### WHAT IS EXPECTED
Each record below should appear again exactly as written.

[Begin]

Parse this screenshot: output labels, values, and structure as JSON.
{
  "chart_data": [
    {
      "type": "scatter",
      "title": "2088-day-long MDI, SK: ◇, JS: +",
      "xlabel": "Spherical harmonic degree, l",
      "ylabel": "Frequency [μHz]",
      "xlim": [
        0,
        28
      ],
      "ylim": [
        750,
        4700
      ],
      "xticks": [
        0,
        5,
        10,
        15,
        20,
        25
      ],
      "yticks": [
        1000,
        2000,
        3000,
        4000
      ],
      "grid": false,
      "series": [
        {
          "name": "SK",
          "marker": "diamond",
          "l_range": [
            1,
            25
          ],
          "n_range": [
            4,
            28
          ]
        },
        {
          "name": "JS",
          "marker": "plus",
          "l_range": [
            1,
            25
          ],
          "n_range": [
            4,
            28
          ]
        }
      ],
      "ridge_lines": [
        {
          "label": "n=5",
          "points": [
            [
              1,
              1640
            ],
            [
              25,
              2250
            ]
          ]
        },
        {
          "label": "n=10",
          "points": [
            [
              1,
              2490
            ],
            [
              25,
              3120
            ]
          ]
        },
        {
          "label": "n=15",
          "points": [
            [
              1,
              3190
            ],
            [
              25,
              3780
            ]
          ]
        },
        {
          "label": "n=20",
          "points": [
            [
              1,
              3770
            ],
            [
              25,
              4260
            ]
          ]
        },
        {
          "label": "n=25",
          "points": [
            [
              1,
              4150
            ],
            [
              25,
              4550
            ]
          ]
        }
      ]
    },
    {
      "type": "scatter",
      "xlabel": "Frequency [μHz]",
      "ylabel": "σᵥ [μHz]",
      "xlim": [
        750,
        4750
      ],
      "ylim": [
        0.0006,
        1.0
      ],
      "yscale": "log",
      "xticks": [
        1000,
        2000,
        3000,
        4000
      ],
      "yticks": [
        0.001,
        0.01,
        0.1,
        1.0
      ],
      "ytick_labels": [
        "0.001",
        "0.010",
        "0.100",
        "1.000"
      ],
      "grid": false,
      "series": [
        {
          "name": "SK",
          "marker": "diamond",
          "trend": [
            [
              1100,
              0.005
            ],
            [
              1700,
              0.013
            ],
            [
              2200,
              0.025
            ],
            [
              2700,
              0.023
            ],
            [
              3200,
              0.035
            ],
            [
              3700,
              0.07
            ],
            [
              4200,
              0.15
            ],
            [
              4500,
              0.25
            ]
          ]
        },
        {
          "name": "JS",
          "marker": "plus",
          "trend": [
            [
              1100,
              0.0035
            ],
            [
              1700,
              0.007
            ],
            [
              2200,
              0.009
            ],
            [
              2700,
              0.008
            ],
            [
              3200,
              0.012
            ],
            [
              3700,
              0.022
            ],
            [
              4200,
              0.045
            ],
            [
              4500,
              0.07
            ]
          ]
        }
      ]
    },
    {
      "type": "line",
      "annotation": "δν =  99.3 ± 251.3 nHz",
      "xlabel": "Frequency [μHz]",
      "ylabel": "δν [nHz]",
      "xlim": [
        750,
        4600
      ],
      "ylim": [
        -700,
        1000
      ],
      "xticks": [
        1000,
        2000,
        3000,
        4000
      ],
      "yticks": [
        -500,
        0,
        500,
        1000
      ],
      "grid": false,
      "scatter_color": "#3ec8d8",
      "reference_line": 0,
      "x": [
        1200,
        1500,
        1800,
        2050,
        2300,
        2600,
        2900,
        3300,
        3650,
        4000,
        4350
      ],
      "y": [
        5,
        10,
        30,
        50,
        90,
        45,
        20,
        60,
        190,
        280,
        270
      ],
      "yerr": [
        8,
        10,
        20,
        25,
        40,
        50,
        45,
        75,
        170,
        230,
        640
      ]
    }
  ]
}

[End]

### RESULT
Parse this screenshot: output labels, values, and structure as JSON.
{
  "chart_data": [
    {
      "type": "scatter",
      "title": "2088-day-long MDI, SK: ◇, JS: +",
      "xlabel": "Spherical harmonic degree, l",
      "ylabel": "Frequency [μHz]",
      "xlim": [
        0,
        28
      ],
      "ylim": [
        750,
        4700
      ],
      "xticks": [
        0,
        5,
        10,
        15,
        20,
        25
      ],
      "yticks": [
        1000,
        2000,
        3000,
        4000
      ],
      "grid": false,
      "series": [
        {
          "name": "SK",
          "marker": "diamond",
          "l_range": [
            1,
            25
          ],
          "n_range": [
            4,
            28
          ]
        },
        {
          "name": "JS",
          "marker": "plus",
          "l_range": [
            1,
            25
          ],
          "n_range": [
            4,
            28
          ]
        }
      ],
      "ridge_lines": [
        {
          "label": "n=5",
          "points": [
            [
              1,
              1640
            ],
            [
              25,
              2250
            ]
          ]
        },
        {
          "label": "n=10",
          "points": [
            [
              1,
              2490
            ],
            [
              25,
              3120
            ]
          ]
        },
        {
          "label": "n=15",
          "points": [
            [
              1,
              3190
            ],
            [
              25,
              3780
            ]
          ]
        },
        {
          "label": "n=20",
          "points": [
            [
              1,
              3770
            ],
            [
              25,
              4260
            ]
          ]
        },
        {
          "label": "n=25",
          "points": [
            [
              1,
              4150
            ],
            [
              25,
              4550
            ]
          ]
        }
      ]
    },
    {
      "type": "scatter",
      "xlabel": "Frequency [μHz]",
      "ylabel": "σᵥ [μHz]",
      "xlim": [
        750,
        4750
      ],
      "ylim": [
        0.0006,
        1.0
      ],
      "yscale": "log",
      "xticks": [
        1000,
        2000,
        3000,
        4000
      ],
      "yticks": [
        0.001,
        0.01,
        0.1,
        1.0
      ],
      "ytick_labels": [
        "0.001",
        "0.010",
        "0.100",
        "1.000"
      ],
      "grid": false,
      "series": [
        {
          "name": "SK",
          "marker": "diamond",
          "trend": [
            [
              1100,
              0.005
            ],
            [
              1700,
              0.013
            ],
            [
              2200,
              0.025
            ],
            [
              2700,
              0.023
            ],
            [
              3200,
              0.035
            ],
            [
              3700,
              0.07
            ],
            [
              4200,
              0.15
            ],
            [
              4500,
              0.25
            ]
          ]
        },
        {
          "name": "JS",
          "marker": "plus",
          "trend": [
            [
              1100,
              0.0035
            ],
            [
              1700,
              0.007
            ],
            [
              2200,
              0.009
            ],
            [
              2700,
              0.008
            ],
            [
              3200,
              0.012
            ],
            [
              3700,
              0.022
            ],
            [
              4200,
              0.045
            ],
            [
              4500,
              0.07
            ]
          ]
        }
      ]
    },
    {
      "type": "line",
      "annotation": "δν =  99.3 ± 251.3 nHz",
      "xlabel": "Frequency [μHz]",
      "ylabel": "δν [nHz]",
      "xlim": [
        750,
        4600
      ],
      "ylim": [
        -700,
        1000
      ],
      "xticks": [
        1000,
        2000,
        3000,
        4000
      ],
      "yticks": [
        -500,
        0,
        500,
        1000
      ],
      "grid": false,
      "scatter_color": "#3ec8d8",
      "reference_line": 0,
      "x": [
        1200,
        1500,
        1800,
        2050,
        2300,
        2600,
        2900,
        3300,
        3650,
        4000,
        4350
      ],
      "y": [
        5,
        10,
        30,
        50,
        90,
        45,
        20,
        60,
        190,
        280,
        270
      ],
      "yerr": [
        8,
        10,
        20,
        25,
        40,
        50,
        45,
        75,
        170,
        230,
        640
      ]
    }
  ]
}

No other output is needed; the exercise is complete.